** Start **

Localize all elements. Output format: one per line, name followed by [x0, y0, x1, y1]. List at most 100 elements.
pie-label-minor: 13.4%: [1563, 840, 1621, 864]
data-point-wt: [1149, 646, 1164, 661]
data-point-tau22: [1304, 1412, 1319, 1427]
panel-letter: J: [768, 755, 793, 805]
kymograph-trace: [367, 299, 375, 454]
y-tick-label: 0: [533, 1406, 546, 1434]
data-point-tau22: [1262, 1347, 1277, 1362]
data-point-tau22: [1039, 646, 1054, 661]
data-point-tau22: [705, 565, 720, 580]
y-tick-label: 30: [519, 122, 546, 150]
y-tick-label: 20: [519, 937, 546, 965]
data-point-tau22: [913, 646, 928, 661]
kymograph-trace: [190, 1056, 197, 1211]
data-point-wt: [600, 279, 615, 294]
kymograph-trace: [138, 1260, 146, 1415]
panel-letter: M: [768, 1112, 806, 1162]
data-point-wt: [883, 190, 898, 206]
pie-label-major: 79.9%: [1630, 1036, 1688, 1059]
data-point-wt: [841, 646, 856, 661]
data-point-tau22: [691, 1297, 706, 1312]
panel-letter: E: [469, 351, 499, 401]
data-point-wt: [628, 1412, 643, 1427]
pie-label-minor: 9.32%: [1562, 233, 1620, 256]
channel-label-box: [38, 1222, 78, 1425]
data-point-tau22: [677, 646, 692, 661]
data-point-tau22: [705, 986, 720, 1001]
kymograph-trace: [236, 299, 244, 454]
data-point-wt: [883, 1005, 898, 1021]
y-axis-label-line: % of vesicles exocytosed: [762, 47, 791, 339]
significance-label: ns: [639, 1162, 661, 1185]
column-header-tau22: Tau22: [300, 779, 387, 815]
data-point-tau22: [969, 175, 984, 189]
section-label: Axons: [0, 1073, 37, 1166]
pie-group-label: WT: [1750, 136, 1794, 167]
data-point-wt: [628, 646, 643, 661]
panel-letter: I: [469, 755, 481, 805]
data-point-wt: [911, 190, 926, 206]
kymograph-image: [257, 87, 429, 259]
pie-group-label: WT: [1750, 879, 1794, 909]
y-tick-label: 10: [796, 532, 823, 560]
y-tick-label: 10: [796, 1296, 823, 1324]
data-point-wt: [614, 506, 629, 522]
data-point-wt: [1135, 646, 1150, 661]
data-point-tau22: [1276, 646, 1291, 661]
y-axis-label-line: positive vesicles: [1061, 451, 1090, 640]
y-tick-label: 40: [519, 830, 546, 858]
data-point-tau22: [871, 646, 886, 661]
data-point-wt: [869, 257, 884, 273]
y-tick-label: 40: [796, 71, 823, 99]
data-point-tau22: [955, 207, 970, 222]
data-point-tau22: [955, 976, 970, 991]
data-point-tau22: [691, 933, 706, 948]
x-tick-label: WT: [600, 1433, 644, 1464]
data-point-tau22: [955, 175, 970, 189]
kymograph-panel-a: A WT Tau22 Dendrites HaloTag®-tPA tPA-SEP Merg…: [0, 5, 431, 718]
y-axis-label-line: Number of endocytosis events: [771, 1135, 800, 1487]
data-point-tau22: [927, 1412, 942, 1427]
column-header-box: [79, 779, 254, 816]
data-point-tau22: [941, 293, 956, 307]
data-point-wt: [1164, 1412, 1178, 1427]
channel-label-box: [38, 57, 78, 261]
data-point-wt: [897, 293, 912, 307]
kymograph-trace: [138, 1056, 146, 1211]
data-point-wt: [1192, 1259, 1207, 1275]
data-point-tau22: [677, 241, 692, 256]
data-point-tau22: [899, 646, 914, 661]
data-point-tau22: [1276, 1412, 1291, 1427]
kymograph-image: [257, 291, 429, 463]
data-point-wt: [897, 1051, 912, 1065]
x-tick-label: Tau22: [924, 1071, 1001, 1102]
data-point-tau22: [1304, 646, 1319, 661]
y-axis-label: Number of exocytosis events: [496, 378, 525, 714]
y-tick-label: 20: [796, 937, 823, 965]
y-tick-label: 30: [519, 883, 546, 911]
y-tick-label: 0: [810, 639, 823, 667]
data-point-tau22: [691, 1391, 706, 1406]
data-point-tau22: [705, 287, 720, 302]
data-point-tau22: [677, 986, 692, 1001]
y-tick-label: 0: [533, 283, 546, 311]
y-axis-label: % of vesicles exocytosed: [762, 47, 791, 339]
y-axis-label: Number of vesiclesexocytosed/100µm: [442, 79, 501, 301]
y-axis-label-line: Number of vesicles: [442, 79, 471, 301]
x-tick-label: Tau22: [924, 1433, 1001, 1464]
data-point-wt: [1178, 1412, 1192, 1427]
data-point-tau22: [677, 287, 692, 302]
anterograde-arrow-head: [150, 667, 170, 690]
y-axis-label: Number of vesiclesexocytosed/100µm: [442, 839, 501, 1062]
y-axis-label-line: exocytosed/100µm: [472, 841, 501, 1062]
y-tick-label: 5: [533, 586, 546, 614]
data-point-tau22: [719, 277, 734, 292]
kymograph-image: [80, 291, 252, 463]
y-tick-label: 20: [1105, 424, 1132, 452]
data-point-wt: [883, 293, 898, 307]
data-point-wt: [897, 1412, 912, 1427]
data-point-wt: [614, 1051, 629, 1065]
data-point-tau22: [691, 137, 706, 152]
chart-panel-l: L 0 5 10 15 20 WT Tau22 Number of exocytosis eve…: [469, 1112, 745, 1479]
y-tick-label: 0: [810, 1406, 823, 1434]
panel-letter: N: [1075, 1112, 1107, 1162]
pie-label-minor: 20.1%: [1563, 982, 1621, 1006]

** End **

_What is expected_:
Output the lines above again without any changes, covering every record.

_Worked solution_:
Localize all elements. Output format: one per line, name followed by [x0, y0, x1, y1]. List at most 100 elements.
pie-label-minor: 13.4%: [1563, 840, 1621, 864]
data-point-wt: [1149, 646, 1164, 661]
data-point-tau22: [1304, 1412, 1319, 1427]
panel-letter: J: [768, 755, 793, 805]
kymograph-trace: [367, 299, 375, 454]
y-tick-label: 0: [533, 1406, 546, 1434]
data-point-tau22: [1262, 1347, 1277, 1362]
data-point-tau22: [1039, 646, 1054, 661]
data-point-tau22: [705, 565, 720, 580]
y-tick-label: 30: [519, 122, 546, 150]
y-tick-label: 20: [519, 937, 546, 965]
data-point-tau22: [913, 646, 928, 661]
kymograph-trace: [190, 1056, 197, 1211]
data-point-wt: [600, 279, 615, 294]
kymograph-trace: [138, 1260, 146, 1415]
panel-letter: M: [768, 1112, 806, 1162]
data-point-wt: [883, 190, 898, 206]
pie-label-major: 79.9%: [1630, 1036, 1688, 1059]
data-point-wt: [841, 646, 856, 661]
data-point-tau22: [691, 1297, 706, 1312]
panel-letter: E: [469, 351, 499, 401]
data-point-wt: [628, 1412, 643, 1427]
pie-label-minor: 9.32%: [1562, 233, 1620, 256]
channel-label-box: [38, 1222, 78, 1425]
data-point-tau22: [677, 646, 692, 661]
data-point-tau22: [705, 986, 720, 1001]
kymograph-trace: [236, 299, 244, 454]
data-point-wt: [883, 1005, 898, 1021]
y-axis-label-line: % of vesicles exocytosed: [762, 47, 791, 339]
significance-label: ns: [639, 1162, 661, 1185]
column-header-tau22: Tau22: [300, 779, 387, 815]
data-point-tau22: [969, 175, 984, 189]
section-label: Axons: [0, 1073, 37, 1166]
pie-group-label: WT: [1750, 136, 1794, 167]
data-point-wt: [628, 646, 643, 661]
panel-letter: I: [469, 755, 481, 805]
data-point-wt: [911, 190, 926, 206]
kymograph-image: [257, 87, 429, 259]
pie-group-label: WT: [1750, 879, 1794, 909]
y-tick-label: 10: [796, 532, 823, 560]
y-tick-label: 10: [796, 1296, 823, 1324]
data-point-wt: [614, 506, 629, 522]
data-point-wt: [1135, 646, 1150, 661]
data-point-tau22: [1276, 646, 1291, 661]
y-axis-label-line: positive vesicles: [1061, 451, 1090, 640]
y-tick-label: 40: [519, 830, 546, 858]
data-point-tau22: [871, 646, 886, 661]
data-point-wt: [869, 257, 884, 273]
y-tick-label: 40: [796, 71, 823, 99]
data-point-tau22: [955, 207, 970, 222]
data-point-tau22: [955, 976, 970, 991]
data-point-tau22: [691, 933, 706, 948]
x-tick-label: WT: [600, 1433, 644, 1464]
data-point-tau22: [955, 175, 970, 189]
kymograph-panel-a: A WT Tau22 Dendrites HaloTag®-tPA tPA-SEP Merg…: [0, 5, 431, 718]
y-axis-label-line: Number of endocytosis events: [771, 1135, 800, 1487]
data-point-tau22: [927, 1412, 942, 1427]
column-header-box: [79, 779, 254, 816]
data-point-tau22: [941, 293, 956, 307]
data-point-wt: [1164, 1412, 1178, 1427]
channel-label-box: [38, 57, 78, 261]
data-point-wt: [897, 293, 912, 307]
kymograph-trace: [138, 1056, 146, 1211]
data-point-wt: [1192, 1259, 1207, 1275]
data-point-tau22: [677, 241, 692, 256]
data-point-tau22: [899, 646, 914, 661]
data-point-tau22: [1276, 1412, 1291, 1427]
kymograph-image: [257, 291, 429, 463]
data-point-wt: [897, 1051, 912, 1065]
x-tick-label: Tau22: [924, 1071, 1001, 1102]
data-point-tau22: [1304, 646, 1319, 661]
y-axis-label: Number of exocytosis events: [496, 378, 525, 714]
y-tick-label: 20: [796, 937, 823, 965]
y-tick-label: 30: [519, 883, 546, 911]
y-tick-label: 0: [810, 639, 823, 667]
data-point-tau22: [691, 1391, 706, 1406]
data-point-tau22: [705, 287, 720, 302]
data-point-tau22: [677, 986, 692, 1001]
y-tick-label: 0: [533, 283, 546, 311]
y-axis-label: % of vesicles exocytosed: [762, 47, 791, 339]
y-axis-label: Number of vesiclesexocytosed/100µm: [442, 79, 501, 301]
y-axis-label-line: Number of vesicles: [442, 79, 471, 301]
x-tick-label: Tau22: [924, 1433, 1001, 1464]
data-point-wt: [1178, 1412, 1192, 1427]
data-point-tau22: [677, 287, 692, 302]
anterograde-arrow-head: [150, 667, 170, 690]
y-axis-label: Number of vesiclesexocytosed/100µm: [442, 839, 501, 1062]
y-axis-label-line: exocytosed/100µm: [472, 841, 501, 1062]
y-tick-label: 5: [533, 586, 546, 614]
data-point-tau22: [719, 277, 734, 292]
kymograph-image: [80, 291, 252, 463]
y-tick-label: 20: [1105, 424, 1132, 452]
data-point-wt: [883, 293, 898, 307]
data-point-wt: [897, 1412, 912, 1427]
data-point-wt: [614, 1051, 629, 1065]
data-point-tau22: [691, 137, 706, 152]
chart-panel-l: L 0 5 10 15 20 WT Tau22 Number of exocytosis eve…: [469, 1112, 745, 1479]
y-tick-label: 0: [810, 1406, 823, 1434]
panel-letter: N: [1075, 1112, 1107, 1162]
pie-label-minor: 20.1%: [1563, 982, 1621, 1006]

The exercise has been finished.